Problem details —
Your task is to print all of the data word for word.

Data shown —
=-=-=-=-=

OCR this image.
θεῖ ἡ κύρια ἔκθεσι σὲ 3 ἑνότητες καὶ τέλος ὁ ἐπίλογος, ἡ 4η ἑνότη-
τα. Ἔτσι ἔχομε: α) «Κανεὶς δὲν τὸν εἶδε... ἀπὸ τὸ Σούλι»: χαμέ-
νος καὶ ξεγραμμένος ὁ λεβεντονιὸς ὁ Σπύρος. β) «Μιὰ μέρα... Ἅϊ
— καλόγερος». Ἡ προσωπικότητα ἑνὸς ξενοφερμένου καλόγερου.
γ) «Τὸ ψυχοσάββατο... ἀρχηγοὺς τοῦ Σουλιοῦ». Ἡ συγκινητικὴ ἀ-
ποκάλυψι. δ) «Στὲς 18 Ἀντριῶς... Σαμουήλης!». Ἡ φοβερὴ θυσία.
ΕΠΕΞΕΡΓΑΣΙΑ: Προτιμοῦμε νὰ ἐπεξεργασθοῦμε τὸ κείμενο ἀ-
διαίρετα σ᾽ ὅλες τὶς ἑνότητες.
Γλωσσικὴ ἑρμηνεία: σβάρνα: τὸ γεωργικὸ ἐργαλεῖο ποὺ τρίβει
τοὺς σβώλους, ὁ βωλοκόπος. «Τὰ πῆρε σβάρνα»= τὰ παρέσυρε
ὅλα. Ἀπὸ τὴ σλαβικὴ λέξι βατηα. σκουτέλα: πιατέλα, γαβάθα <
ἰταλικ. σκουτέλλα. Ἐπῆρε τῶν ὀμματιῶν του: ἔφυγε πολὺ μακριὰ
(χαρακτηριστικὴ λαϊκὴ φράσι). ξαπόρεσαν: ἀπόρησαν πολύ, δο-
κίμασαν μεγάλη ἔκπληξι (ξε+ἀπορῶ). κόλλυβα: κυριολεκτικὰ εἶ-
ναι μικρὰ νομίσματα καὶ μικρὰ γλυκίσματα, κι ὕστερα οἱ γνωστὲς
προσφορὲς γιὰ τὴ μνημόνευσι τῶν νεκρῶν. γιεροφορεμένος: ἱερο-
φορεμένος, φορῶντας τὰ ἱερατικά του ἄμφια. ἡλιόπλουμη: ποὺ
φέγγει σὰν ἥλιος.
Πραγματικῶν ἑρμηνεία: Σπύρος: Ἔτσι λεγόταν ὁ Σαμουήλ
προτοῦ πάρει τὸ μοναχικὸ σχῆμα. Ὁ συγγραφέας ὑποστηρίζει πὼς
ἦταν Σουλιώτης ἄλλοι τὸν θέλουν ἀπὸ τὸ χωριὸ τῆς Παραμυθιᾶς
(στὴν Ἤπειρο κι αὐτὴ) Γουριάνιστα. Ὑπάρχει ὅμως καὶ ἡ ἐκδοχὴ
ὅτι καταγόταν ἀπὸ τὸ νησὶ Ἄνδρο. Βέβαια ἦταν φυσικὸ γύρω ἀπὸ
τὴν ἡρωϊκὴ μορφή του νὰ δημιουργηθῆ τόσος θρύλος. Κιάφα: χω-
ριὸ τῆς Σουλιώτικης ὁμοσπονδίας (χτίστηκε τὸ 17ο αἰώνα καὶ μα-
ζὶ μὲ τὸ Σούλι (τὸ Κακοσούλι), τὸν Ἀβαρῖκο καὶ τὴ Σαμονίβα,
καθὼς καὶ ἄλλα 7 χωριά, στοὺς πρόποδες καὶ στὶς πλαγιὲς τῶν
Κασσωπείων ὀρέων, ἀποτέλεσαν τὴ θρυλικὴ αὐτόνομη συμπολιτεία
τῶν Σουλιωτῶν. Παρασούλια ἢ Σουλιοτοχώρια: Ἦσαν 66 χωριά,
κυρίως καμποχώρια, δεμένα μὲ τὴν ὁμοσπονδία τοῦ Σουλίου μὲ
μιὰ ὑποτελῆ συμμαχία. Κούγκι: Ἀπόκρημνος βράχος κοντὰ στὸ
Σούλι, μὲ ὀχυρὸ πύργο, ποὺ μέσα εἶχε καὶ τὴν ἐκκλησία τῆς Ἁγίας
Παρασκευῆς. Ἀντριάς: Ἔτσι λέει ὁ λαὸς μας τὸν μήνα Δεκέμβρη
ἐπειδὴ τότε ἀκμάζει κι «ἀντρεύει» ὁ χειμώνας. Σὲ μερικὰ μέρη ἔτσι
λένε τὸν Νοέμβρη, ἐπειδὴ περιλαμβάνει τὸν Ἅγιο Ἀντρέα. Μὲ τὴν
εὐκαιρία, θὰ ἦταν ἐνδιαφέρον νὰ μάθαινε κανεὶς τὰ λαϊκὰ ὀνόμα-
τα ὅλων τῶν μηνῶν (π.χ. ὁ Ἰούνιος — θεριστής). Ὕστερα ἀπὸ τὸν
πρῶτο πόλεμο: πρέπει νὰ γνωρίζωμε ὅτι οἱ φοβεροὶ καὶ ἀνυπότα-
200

=-=-=-=-=

Output for this exercise —
OCR this image.
θεῖ ἡ κύρια ἔκθεσι σὲ 3 ἑνότητες καὶ τέλος ὁ ἐπίλογος, ἡ 4η ἑνότη-
τα. Ἔτσι ἔχομε: α) «Κανεὶς δὲν τὸν εἶδε... ἀπὸ τὸ Σούλι»: χαμέ-
νος καὶ ξεγραμμένος ὁ λεβεντονιὸς ὁ Σπύρος. β) «Μιὰ μέρα... Ἅϊ
— καλόγερος». Ἡ προσωπικότητα ἑνὸς ξενοφερμένου καλόγερου.
γ) «Τὸ ψυχοσάββατο... ἀρχηγοὺς τοῦ Σουλιοῦ». Ἡ συγκινητικὴ ἀ-
ποκάλυψι. δ) «Στὲς 18 Ἀντριῶς... Σαμουήλης!». Ἡ φοβερὴ θυσία.
ΕΠΕΞΕΡΓΑΣΙΑ: Προτιμοῦμε νὰ ἐπεξεργασθοῦμε τὸ κείμενο ἀ-
διαίρετα σ᾽ ὅλες τὶς ἑνότητες.
Γλωσσικὴ ἑρμηνεία: σβάρνα: τὸ γεωργικὸ ἐργαλεῖο ποὺ τρίβει
τοὺς σβώλους, ὁ βωλοκόπος. «Τὰ πῆρε σβάρνα»= τὰ παρέσυρε
ὅλα. Ἀπὸ τὴ σλαβικὴ λέξι βατηα. σκουτέλα: πιατέλα, γαβάθα <
ἰταλικ. σκουτέλλα. Ἐπῆρε τῶν ὀμματιῶν του: ἔφυγε πολὺ μακριὰ
(χαρακτηριστικὴ λαϊκὴ φράσι). ξαπόρεσαν: ἀπόρησαν πολύ, δο-
κίμασαν μεγάλη ἔκπληξι (ξε+ἀπορῶ). κόλλυβα: κυριολεκτικὰ εἶ-
ναι μικρὰ νομίσματα καὶ μικρὰ γλυκίσματα, κι ὕστερα οἱ γνωστὲς
προσφορὲς γιὰ τὴ μνημόνευσι τῶν νεκρῶν. γιεροφορεμένος: ἱερο-
φορεμένος, φορῶντας τὰ ἱερατικά του ἄμφια. ἡλιόπλουμη: ποὺ
φέγγει σὰν ἥλιος.
Πραγματικῶν ἑρμηνεία: Σπύρος: Ἔτσι λεγόταν ὁ Σαμουήλ
προτοῦ πάρει τὸ μοναχικὸ σχῆμα. Ὁ συγγραφέας ὑποστηρίζει πὼς
ἦταν Σουλιώτης ἄλλοι τὸν θέλουν ἀπὸ τὸ χωριὸ τῆς Παραμυθιᾶς
(στὴν Ἤπειρο κι αὐτὴ) Γουριάνιστα. Ὑπάρχει ὅμως καὶ ἡ ἐκδοχὴ
ὅτι καταγόταν ἀπὸ τὸ νησὶ Ἄνδρο. Βέβαια ἦταν φυσικὸ γύρω ἀπὸ
τὴν ἡρωϊκὴ μορφή του νὰ δημιουργηθῆ τόσος θρύλος. Κιάφα: χω-
ριὸ τῆς Σουλιώτικης ὁμοσπονδίας (χτίστηκε τὸ 17ο αἰώνα καὶ μα-
ζὶ μὲ τὸ Σούλι (τὸ Κακοσούλι), τὸν Ἀβαρῖκο καὶ τὴ Σαμονίβα,
καθὼς καὶ ἄλλα 7 χωριά, στοὺς πρόποδες καὶ στὶς πλαγιὲς τῶν
Κασσωπείων ὀρέων, ἀποτέλεσαν τὴ θρυλικὴ αὐτόνομη συμπολιτεία
τῶν Σουλιωτῶν. Παρασούλια ἢ Σουλιοτοχώρια: Ἦσαν 66 χωριά,
κυρίως καμποχώρια, δεμένα μὲ τὴν ὁμοσπονδία τοῦ Σουλίου μὲ
μιὰ ὑποτελῆ συμμαχία. Κούγκι: Ἀπόκρημνος βράχος κοντὰ στὸ
Σούλι, μὲ ὀχυρὸ πύργο, ποὺ μέσα εἶχε καὶ τὴν ἐκκλησία τῆς Ἁγίας
Παρασκευῆς. Ἀντριάς: Ἔτσι λέει ὁ λαὸς μας τὸν μήνα Δεκέμβρη
ἐπειδὴ τότε ἀκμάζει κι «ἀντρεύει» ὁ χειμώνας. Σὲ μερικὰ μέρη ἔτσι
λένε τὸν Νοέμβρη, ἐπειδὴ περιλαμβάνει τὸν Ἅγιο Ἀντρέα. Μὲ τὴν
εὐκαιρία, θὰ ἦταν ἐνδιαφέρον νὰ μάθαινε κανεὶς τὰ λαϊκὰ ὀνόμα-
τα ὅλων τῶν μηνῶν (π.χ. ὁ Ἰούνιος — θεριστής). Ὕστερα ἀπὸ τὸν
πρῶτο πόλεμο: πρέπει νὰ γνωρίζωμε ὅτι οἱ φοβεροὶ καὶ ἀνυπότα-
200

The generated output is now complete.